Count each line in which the word "image" appears. Reply with the total and nothing more.

%%

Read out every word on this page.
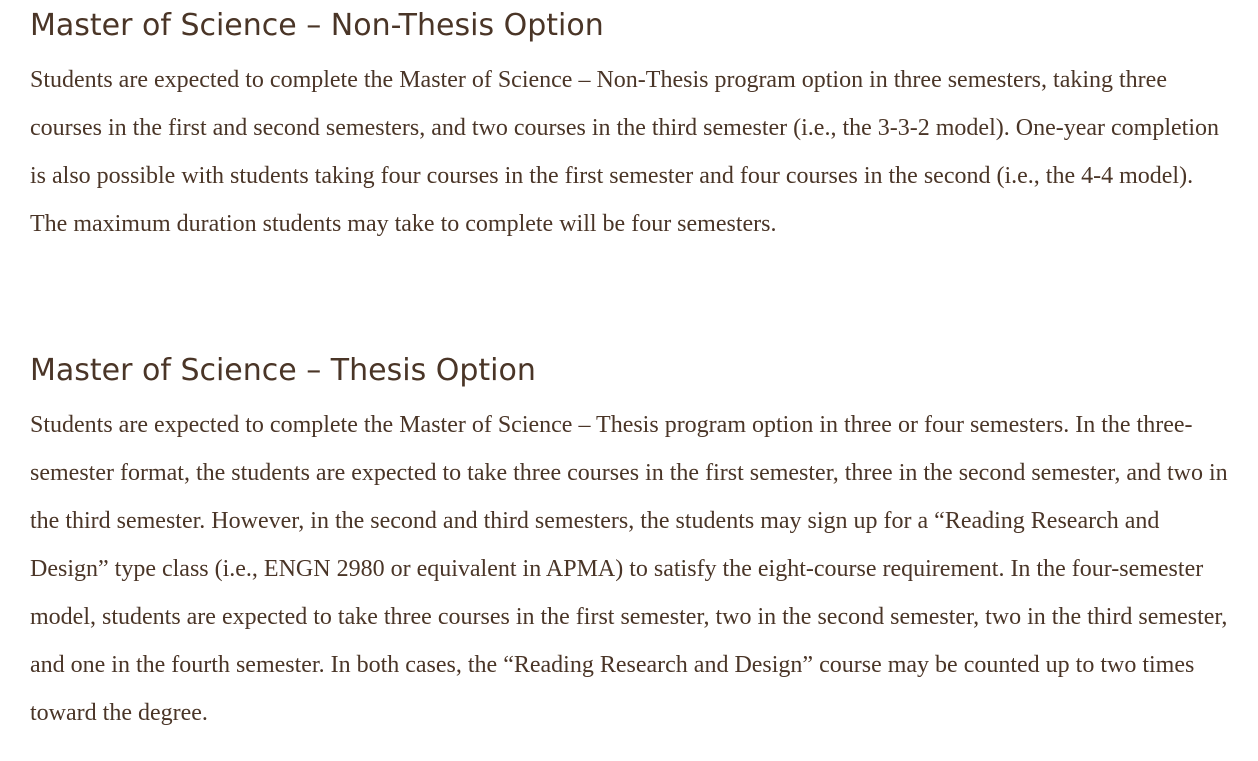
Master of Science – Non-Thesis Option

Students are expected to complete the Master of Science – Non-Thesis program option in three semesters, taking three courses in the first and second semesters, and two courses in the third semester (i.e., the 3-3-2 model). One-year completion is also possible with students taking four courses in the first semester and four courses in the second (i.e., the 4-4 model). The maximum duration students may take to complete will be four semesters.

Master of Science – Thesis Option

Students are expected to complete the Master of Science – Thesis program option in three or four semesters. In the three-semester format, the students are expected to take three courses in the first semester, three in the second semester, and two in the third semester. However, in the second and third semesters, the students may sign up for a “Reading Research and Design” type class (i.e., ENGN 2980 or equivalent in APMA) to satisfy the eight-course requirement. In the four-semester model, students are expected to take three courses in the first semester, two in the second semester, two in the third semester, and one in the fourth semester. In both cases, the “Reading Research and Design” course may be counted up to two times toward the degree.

%%
%%

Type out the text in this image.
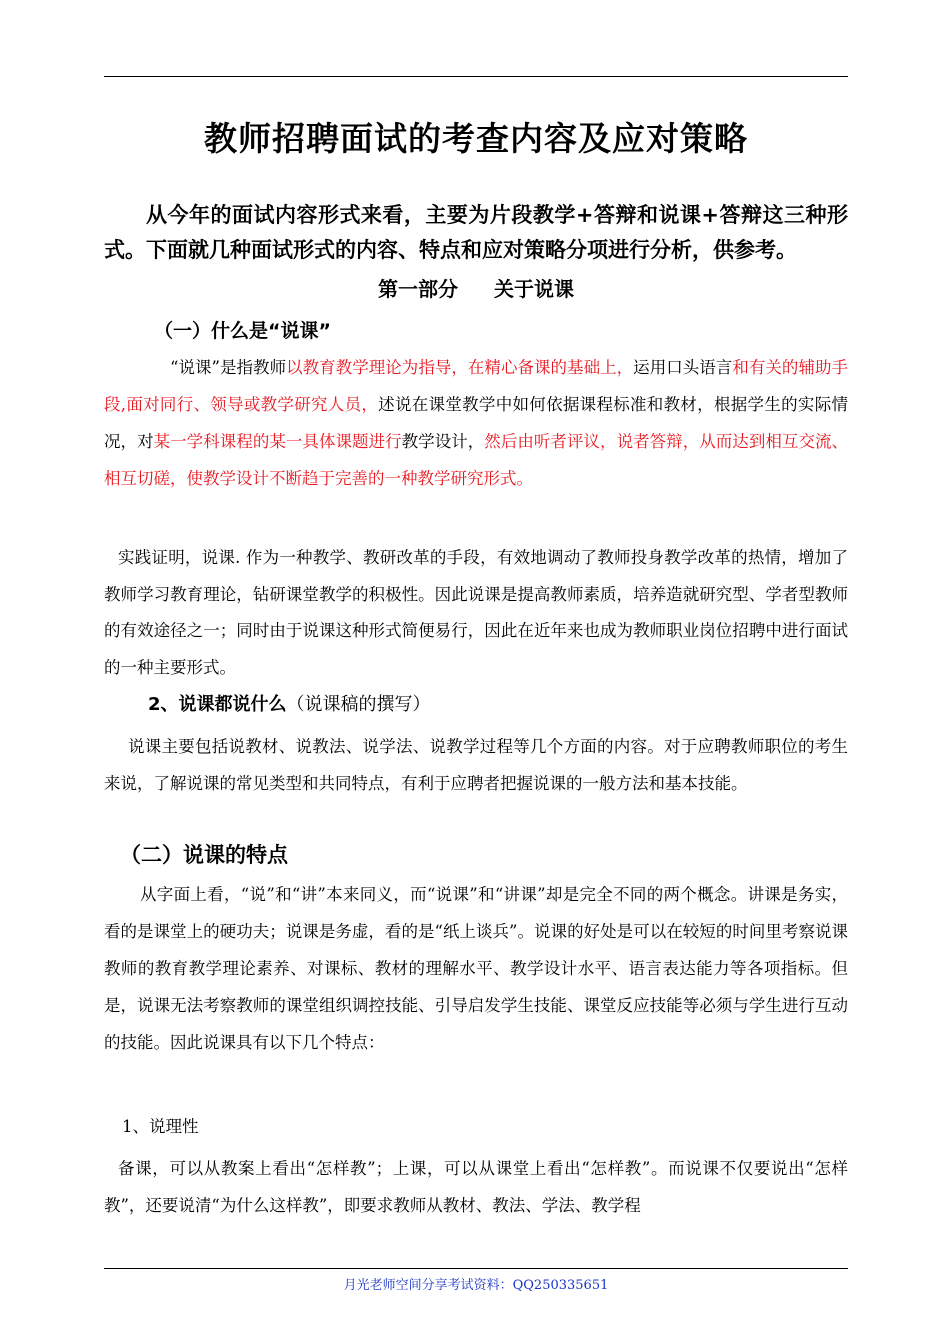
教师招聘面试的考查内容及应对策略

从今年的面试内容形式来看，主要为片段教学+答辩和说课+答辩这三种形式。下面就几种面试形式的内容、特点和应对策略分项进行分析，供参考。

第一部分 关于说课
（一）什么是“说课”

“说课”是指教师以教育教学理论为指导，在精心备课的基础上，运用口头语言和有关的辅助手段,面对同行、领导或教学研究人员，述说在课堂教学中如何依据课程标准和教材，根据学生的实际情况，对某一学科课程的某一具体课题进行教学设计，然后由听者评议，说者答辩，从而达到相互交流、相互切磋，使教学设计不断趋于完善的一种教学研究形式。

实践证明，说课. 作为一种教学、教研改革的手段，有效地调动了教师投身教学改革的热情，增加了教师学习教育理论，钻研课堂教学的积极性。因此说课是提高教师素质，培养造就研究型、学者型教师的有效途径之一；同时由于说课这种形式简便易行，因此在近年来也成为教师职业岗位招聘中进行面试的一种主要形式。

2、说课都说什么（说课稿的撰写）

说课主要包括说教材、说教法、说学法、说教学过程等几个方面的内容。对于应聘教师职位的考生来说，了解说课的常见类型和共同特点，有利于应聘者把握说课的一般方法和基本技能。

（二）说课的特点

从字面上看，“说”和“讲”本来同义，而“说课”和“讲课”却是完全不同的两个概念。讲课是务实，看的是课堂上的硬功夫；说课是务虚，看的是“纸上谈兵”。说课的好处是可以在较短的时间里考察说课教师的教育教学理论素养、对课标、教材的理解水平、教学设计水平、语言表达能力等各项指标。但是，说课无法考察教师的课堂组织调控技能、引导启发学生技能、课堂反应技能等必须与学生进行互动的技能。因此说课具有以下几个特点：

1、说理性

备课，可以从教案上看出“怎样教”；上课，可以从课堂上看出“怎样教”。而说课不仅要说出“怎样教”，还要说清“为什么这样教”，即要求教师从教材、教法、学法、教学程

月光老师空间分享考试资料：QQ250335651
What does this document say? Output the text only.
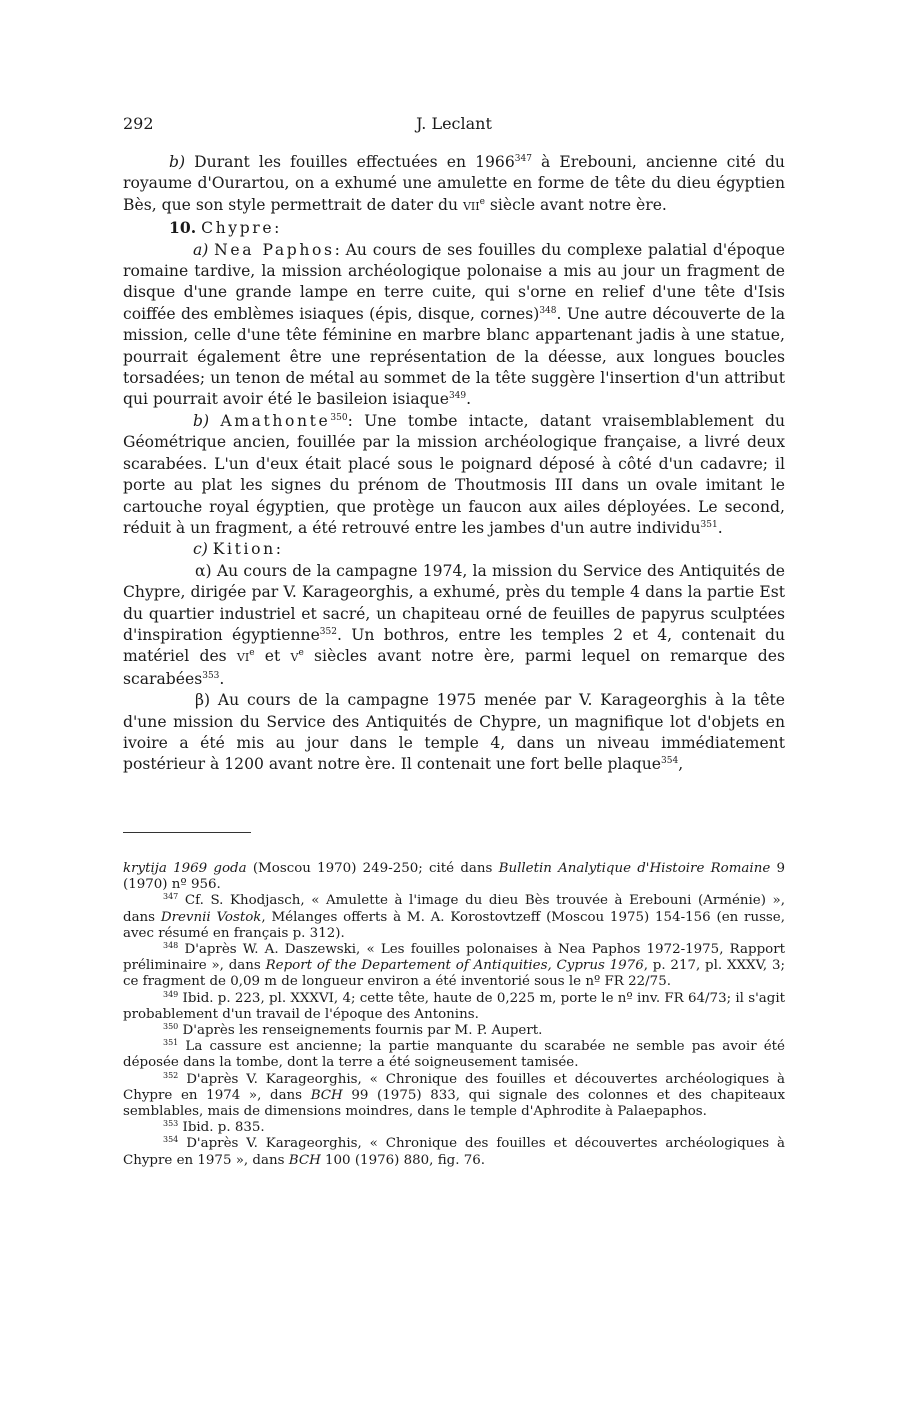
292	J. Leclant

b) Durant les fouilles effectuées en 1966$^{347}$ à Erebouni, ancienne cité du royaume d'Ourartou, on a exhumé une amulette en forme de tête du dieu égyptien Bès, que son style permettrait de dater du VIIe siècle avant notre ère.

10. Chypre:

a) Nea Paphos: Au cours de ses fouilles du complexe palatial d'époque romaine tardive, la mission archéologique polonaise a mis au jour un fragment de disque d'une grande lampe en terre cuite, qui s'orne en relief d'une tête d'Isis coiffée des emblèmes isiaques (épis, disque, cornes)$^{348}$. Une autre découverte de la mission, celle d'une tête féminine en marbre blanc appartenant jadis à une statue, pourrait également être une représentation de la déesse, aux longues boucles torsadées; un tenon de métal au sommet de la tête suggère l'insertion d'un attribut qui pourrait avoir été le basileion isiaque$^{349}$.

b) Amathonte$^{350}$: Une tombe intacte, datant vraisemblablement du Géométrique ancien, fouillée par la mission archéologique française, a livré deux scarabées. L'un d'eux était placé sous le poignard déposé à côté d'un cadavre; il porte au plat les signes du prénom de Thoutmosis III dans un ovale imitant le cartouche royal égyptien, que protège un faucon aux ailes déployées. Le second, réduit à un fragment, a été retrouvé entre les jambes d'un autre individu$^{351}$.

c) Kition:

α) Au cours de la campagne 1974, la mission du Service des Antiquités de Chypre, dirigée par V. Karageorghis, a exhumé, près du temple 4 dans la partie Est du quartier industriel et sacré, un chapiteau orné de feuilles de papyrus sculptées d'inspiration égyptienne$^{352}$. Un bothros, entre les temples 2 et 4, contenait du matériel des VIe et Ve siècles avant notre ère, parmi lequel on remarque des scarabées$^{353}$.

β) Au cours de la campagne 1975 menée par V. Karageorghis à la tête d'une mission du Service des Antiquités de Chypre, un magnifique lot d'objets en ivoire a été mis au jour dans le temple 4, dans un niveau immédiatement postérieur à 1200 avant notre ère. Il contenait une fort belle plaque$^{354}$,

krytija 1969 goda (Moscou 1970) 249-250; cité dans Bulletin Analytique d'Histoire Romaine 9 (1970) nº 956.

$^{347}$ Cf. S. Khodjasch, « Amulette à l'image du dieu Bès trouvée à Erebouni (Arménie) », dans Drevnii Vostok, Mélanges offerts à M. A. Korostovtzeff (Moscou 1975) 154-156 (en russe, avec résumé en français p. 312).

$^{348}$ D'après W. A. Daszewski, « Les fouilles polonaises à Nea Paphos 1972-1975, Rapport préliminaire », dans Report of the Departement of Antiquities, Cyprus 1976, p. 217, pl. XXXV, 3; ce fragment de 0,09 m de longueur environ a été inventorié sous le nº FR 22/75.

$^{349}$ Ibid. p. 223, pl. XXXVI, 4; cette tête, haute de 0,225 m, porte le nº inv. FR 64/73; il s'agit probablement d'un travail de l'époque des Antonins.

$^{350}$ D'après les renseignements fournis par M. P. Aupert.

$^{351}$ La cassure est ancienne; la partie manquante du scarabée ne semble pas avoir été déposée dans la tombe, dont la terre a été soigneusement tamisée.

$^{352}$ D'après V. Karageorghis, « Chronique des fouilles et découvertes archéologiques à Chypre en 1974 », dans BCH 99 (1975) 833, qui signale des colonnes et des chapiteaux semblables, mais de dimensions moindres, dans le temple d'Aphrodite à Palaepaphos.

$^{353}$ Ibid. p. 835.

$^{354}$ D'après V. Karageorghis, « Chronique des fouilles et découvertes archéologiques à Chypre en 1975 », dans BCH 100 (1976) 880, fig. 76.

%%

> Task solution: 2